## SOURCE RECORDS
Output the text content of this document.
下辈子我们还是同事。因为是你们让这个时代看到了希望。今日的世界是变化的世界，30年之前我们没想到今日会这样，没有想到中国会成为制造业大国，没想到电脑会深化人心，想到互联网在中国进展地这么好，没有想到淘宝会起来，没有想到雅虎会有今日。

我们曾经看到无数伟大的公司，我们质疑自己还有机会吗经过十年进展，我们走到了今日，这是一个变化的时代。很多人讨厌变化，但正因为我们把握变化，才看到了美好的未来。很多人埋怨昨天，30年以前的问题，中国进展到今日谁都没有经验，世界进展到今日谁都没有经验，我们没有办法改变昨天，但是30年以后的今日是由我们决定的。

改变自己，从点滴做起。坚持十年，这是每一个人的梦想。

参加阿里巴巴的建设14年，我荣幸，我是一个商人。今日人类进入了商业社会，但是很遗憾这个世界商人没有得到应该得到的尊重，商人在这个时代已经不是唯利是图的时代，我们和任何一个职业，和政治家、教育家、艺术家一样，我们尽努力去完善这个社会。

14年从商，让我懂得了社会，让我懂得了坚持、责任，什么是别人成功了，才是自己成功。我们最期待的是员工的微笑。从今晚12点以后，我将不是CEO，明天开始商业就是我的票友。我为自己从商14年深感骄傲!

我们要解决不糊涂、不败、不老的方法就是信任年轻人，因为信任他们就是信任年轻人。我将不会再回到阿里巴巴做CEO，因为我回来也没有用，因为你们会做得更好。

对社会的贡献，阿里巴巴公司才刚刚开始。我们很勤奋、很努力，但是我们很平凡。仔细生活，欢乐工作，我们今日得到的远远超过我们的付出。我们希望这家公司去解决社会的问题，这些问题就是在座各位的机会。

## DIRECTIVE
Retype the listing. Match it exactly.

## SOLUTION FOR THIS PROBLEM
Output the text content of this document.
下辈子我们还是同事。因为是你们让这个时代看到了希望。今日的世界是变化的世界，30年之前我们没想到今日会这样，没有想到中国会成为制造业大国，没想到电脑会深化人心，想到互联网在中国进展地这么好，没有想到淘宝会起来，没有想到雅虎会有今日。

我们曾经看到无数伟大的公司，我们质疑自己还有机会吗经过十年进展，我们走到了今日，这是一个变化的时代。很多人讨厌变化，但正因为我们把握变化，才看到了美好的未来。很多人埋怨昨天，30年以前的问题，中国进展到今日谁都没有经验，世界进展到今日谁都没有经验，我们没有办法改变昨天，但是30年以后的今日是由我们决定的。

改变自己，从点滴做起。坚持十年，这是每一个人的梦想。

参加阿里巴巴的建设14年，我荣幸，我是一个商人。今日人类进入了商业社会，但是很遗憾这个世界商人没有得到应该得到的尊重，商人在这个时代已经不是唯利是图的时代，我们和任何一个职业，和政治家、教育家、艺术家一样，我们尽努力去完善这个社会。

14年从商，让我懂得了社会，让我懂得了坚持、责任，什么是别人成功了，才是自己成功。我们最期待的是员工的微笑。从今晚12点以后，我将不是CEO，明天开始商业就是我的票友。我为自己从商14年深感骄傲!

我们要解决不糊涂、不败、不老的方法就是信任年轻人，因为信任他们就是信任年轻人。我将不会再回到阿里巴巴做CEO，因为我回来也没有用，因为你们会做得更好。

对社会的贡献，阿里巴巴公司才刚刚开始。我们很勤奋、很努力，但是我们很平凡。仔细生活，欢乐工作，我们今日得到的远远超过我们的付出。我们希望这家公司去解决社会的问题，这些问题就是在座各位的机会。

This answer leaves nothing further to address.